[Directions]: Give back the full listing, character for character, with no pictures.

--- start of Given data ---

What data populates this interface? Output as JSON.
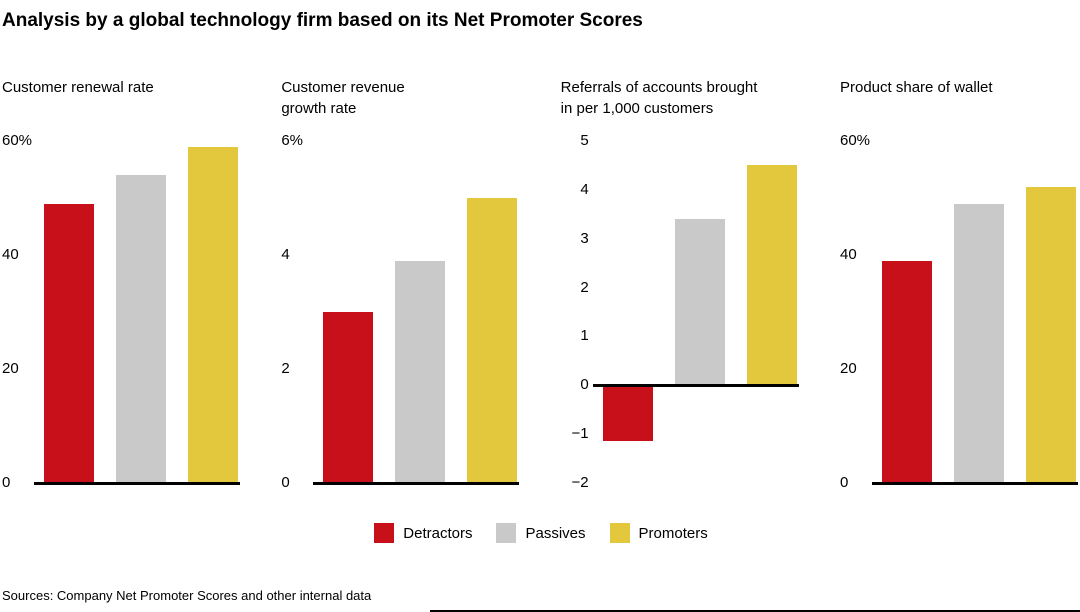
{
  "page": {
    "title": "Analysis by a global technology firm based on its Net Promoter Scores",
    "source": "Sources: Company Net Promoter Scores and other internal data"
  },
  "legend": [
    {
      "label": "Detractors",
      "color": "#c8101a"
    },
    {
      "label": "Passives",
      "color": "#c9c9c9"
    },
    {
      "label": "Promoters",
      "color": "#e3c73d"
    }
  ],
  "chart_data": [
    {
      "type": "bar",
      "title": "Customer renewal rate",
      "categories": [
        "Detractors",
        "Passives",
        "Promoters"
      ],
      "values": [
        49,
        54,
        59
      ],
      "ylim": [
        0,
        60
      ],
      "ticks": [
        {
          "value": 60,
          "label": "60%"
        },
        {
          "value": 40,
          "label": "40"
        },
        {
          "value": 20,
          "label": "20"
        },
        {
          "value": 0,
          "label": "0"
        }
      ]
    },
    {
      "type": "bar",
      "title": "Customer revenue\ngrowth rate",
      "categories": [
        "Detractors",
        "Passives",
        "Promoters"
      ],
      "values": [
        3,
        3.9,
        5
      ],
      "ylim": [
        0,
        6
      ],
      "ticks": [
        {
          "value": 6,
          "label": "6%"
        },
        {
          "value": 4,
          "label": "4"
        },
        {
          "value": 2,
          "label": "2"
        },
        {
          "value": 0,
          "label": "0"
        }
      ]
    },
    {
      "type": "bar",
      "title": "Referrals of accounts brought\nin per 1,000 customers",
      "categories": [
        "Detractors",
        "Passives",
        "Promoters"
      ],
      "values": [
        -1.1,
        3.4,
        4.5
      ],
      "ylim": [
        -2,
        5
      ],
      "ticks": [
        {
          "value": 5,
          "label": "5"
        },
        {
          "value": 4,
          "label": "4"
        },
        {
          "value": 3,
          "label": "3"
        },
        {
          "value": 2,
          "label": "2"
        },
        {
          "value": 1,
          "label": "1"
        },
        {
          "value": 0,
          "label": "0"
        },
        {
          "value": -1,
          "label": "−1"
        },
        {
          "value": -2,
          "label": "−2"
        }
      ]
    },
    {
      "type": "bar",
      "title": "Product share of wallet",
      "categories": [
        "Detractors",
        "Passives",
        "Promoters"
      ],
      "values": [
        39,
        49,
        52
      ],
      "ylim": [
        0,
        60
      ],
      "ticks": [
        {
          "value": 60,
          "label": "60%"
        },
        {
          "value": 40,
          "label": "40"
        },
        {
          "value": 20,
          "label": "20"
        },
        {
          "value": 0,
          "label": "0"
        }
      ]
    }
  ]
}
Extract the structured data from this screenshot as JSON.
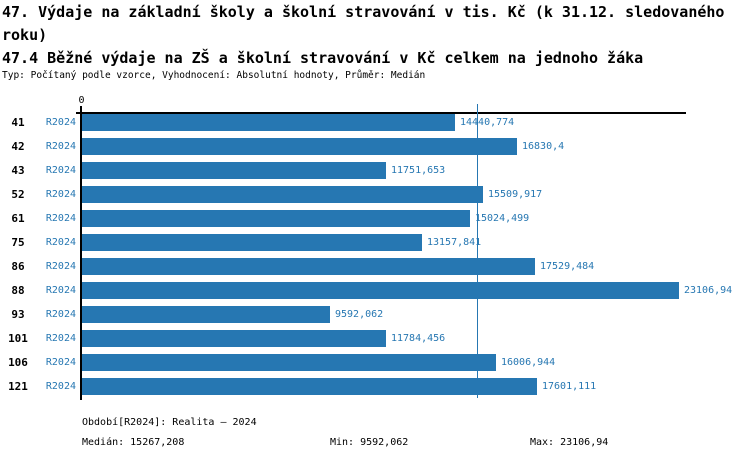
{
  "header": {
    "title_line1": "47. Výdaje na základní školy a školní stravování v tis. Kč (k 31.12. sledovaného",
    "title_line2": "roku)",
    "subtitle": "47.4 Běžné výdaje na ZŠ a školní stravování v Kč celkem na jednoho žáka",
    "meta": "Typ: Počítaný podle vzorce, Vyhodnocení: Absolutní hodnoty, Průměr: Medián"
  },
  "chart_data": {
    "type": "bar",
    "orientation": "horizontal",
    "grid": false,
    "legend_position": "none",
    "axis_zero_label": "0",
    "categories": [
      "41",
      "42",
      "43",
      "52",
      "61",
      "75",
      "86",
      "88",
      "93",
      "101",
      "106",
      "121"
    ],
    "series": [
      {
        "name": "R2024",
        "values": [
          14440.774,
          16830.4,
          11751.653,
          15509.917,
          15024.499,
          13157.841,
          17529.484,
          23106.94,
          9592.062,
          11784.456,
          16006.944,
          17601.111
        ],
        "value_labels": [
          "14440,774",
          "16830,4",
          "11751,653",
          "15509,917",
          "15024,499",
          "13157,841",
          "17529,484",
          "23106,94",
          "9592,062",
          "11784,456",
          "16006,944",
          "17601,111"
        ]
      }
    ],
    "xlim": [
      0,
      23350
    ],
    "median": 15267.208,
    "min": 9592.062,
    "max": 23106.94,
    "bar_color": "#2677b2",
    "median_line_color": "#2677b2",
    "text_accent_color": "#2677b2"
  },
  "footer": {
    "period": "Období[R2024]: Realita – 2024",
    "median": "Medián: 15267,208",
    "min": "Min: 9592,062",
    "max": "Max: 23106,94"
  }
}
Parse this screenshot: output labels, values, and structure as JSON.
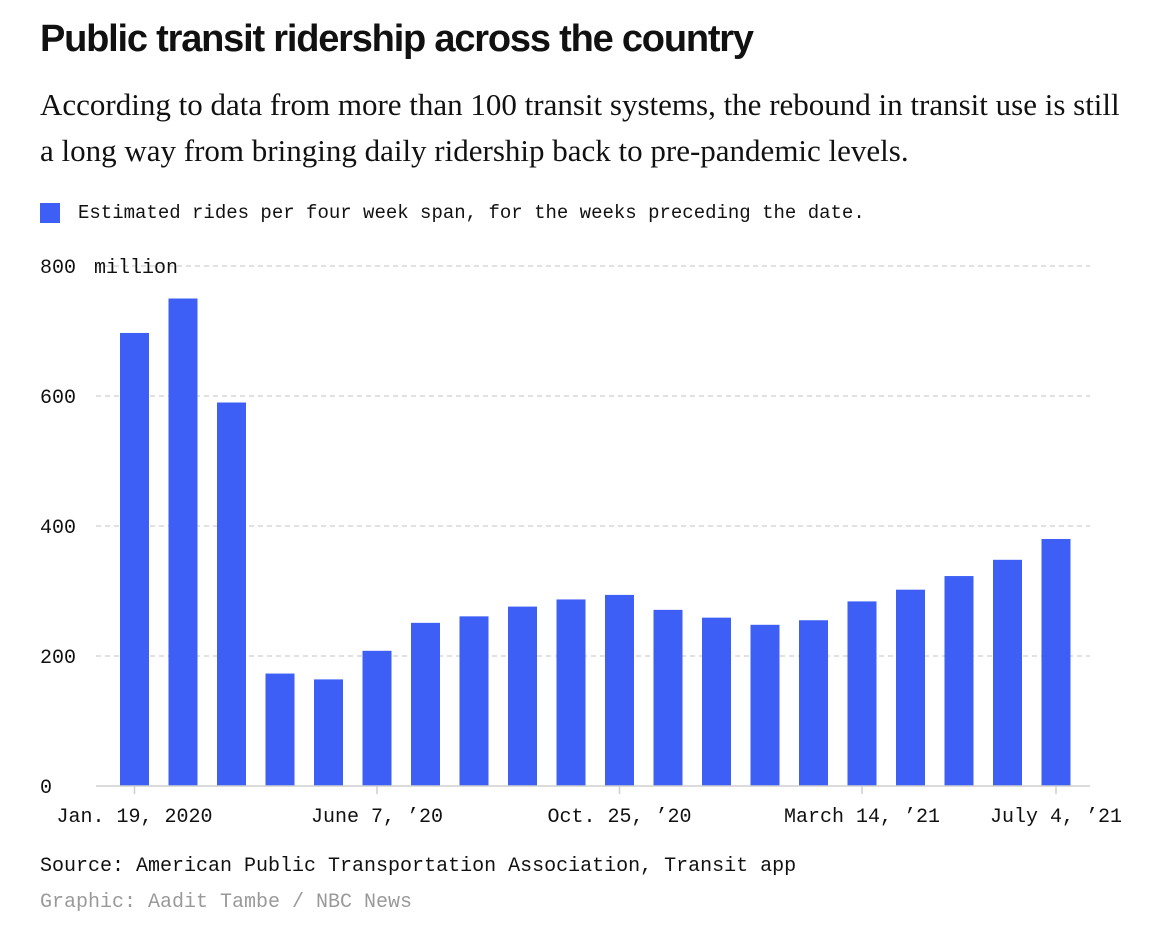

--- end of Given data ---

[Output for this exercise]:
What data populates this interface? Output as JSON.
{
  "page": {
    "title": "Analysis by a global technology firm based on its Net Promoter Scores",
    "source": "Sources: Company Net Promoter Scores and other internal data"
  },
  "legend": [
    {
      "label": "Detractors",
      "color": "#c8101a"
    },
    {
      "label": "Passives",
      "color": "#c9c9c9"
    },
    {
      "label": "Promoters",
      "color": "#e3c73d"
    }
  ],
  "chart_data": [
    {
      "type": "bar",
      "title": "Customer renewal rate",
      "categories": [
        "Detractors",
        "Passives",
        "Promoters"
      ],
      "values": [
        49,
        54,
        59
      ],
      "ylim": [
        0,
        60
      ],
      "ticks": [
        {
          "value": 60,
          "label": "60%"
        },
        {
          "value": 40,
          "label": "40"
        },
        {
          "value": 20,
          "label": "20"
        },
        {
          "value": 0,
          "label": "0"
        }
      ]
    },
    {
      "type": "bar",
      "title": "Customer revenue\ngrowth rate",
      "categories": [
        "Detractors",
        "Passives",
        "Promoters"
      ],
      "values": [
        3,
        3.9,
        5
      ],
      "ylim": [
        0,
        6
      ],
      "ticks": [
        {
          "value": 6,
          "label": "6%"
        },
        {
          "value": 4,
          "label": "4"
        },
        {
          "value": 2,
          "label": "2"
        },
        {
          "value": 0,
          "label": "0"
        }
      ]
    },
    {
      "type": "bar",
      "title": "Referrals of accounts brought\nin per 1,000 customers",
      "categories": [
        "Detractors",
        "Passives",
        "Promoters"
      ],
      "values": [
        -1.1,
        3.4,
        4.5
      ],
      "ylim": [
        -2,
        5
      ],
      "ticks": [
        {
          "value": 5,
          "label": "5"
        },
        {
          "value": 4,
          "label": "4"
        },
        {
          "value": 3,
          "label": "3"
        },
        {
          "value": 2,
          "label": "2"
        },
        {
          "value": 1,
          "label": "1"
        },
        {
          "value": 0,
          "label": "0"
        },
        {
          "value": -1,
          "label": "−1"
        },
        {
          "value": -2,
          "label": "−2"
        }
      ]
    },
    {
      "type": "bar",
      "title": "Product share of wallet",
      "categories": [
        "Detractors",
        "Passives",
        "Promoters"
      ],
      "values": [
        39,
        49,
        52
      ],
      "ylim": [
        0,
        60
      ],
      "ticks": [
        {
          "value": 60,
          "label": "60%"
        },
        {
          "value": 40,
          "label": "40"
        },
        {
          "value": 20,
          "label": "20"
        },
        {
          "value": 0,
          "label": "0"
        }
      ]
    }
  ]
}
Extract the structured data from this screenshot as JSON.
{
  "header": {
    "title_line1": "47. Výdaje na základní školy a školní stravování v tis. Kč (k 31.12. sledovaného",
    "title_line2": "roku)",
    "subtitle": "47.4 Běžné výdaje na ZŠ a školní stravování v Kč celkem na jednoho žáka",
    "meta": "Typ: Počítaný podle vzorce, Vyhodnocení: Absolutní hodnoty, Průměr: Medián"
  },
  "chart_data": {
    "type": "bar",
    "orientation": "horizontal",
    "grid": false,
    "legend_position": "none",
    "axis_zero_label": "0",
    "categories": [
      "41",
      "42",
      "43",
      "52",
      "61",
      "75",
      "86",
      "88",
      "93",
      "101",
      "106",
      "121"
    ],
    "series": [
      {
        "name": "R2024",
        "values": [
          14440.774,
          16830.4,
          11751.653,
          15509.917,
          15024.499,
          13157.841,
          17529.484,
          23106.94,
          9592.062,
          11784.456,
          16006.944,
          17601.111
        ],
        "value_labels": [
          "14440,774",
          "16830,4",
          "11751,653",
          "15509,917",
          "15024,499",
          "13157,841",
          "17529,484",
          "23106,94",
          "9592,062",
          "11784,456",
          "16006,944",
          "17601,111"
        ]
      }
    ],
    "xlim": [
      0,
      23350
    ],
    "median": 15267.208,
    "min": 9592.062,
    "max": 23106.94,
    "bar_color": "#2677b2",
    "median_line_color": "#2677b2",
    "text_accent_color": "#2677b2"
  },
  "footer": {
    "period": "Období[R2024]: Realita – 2024",
    "median": "Medián: 15267,208",
    "min": "Min: 9592,062",
    "max": "Max: 23106,94"
  }
}
Parse this screenshot: output labels, values, and structure as JSON.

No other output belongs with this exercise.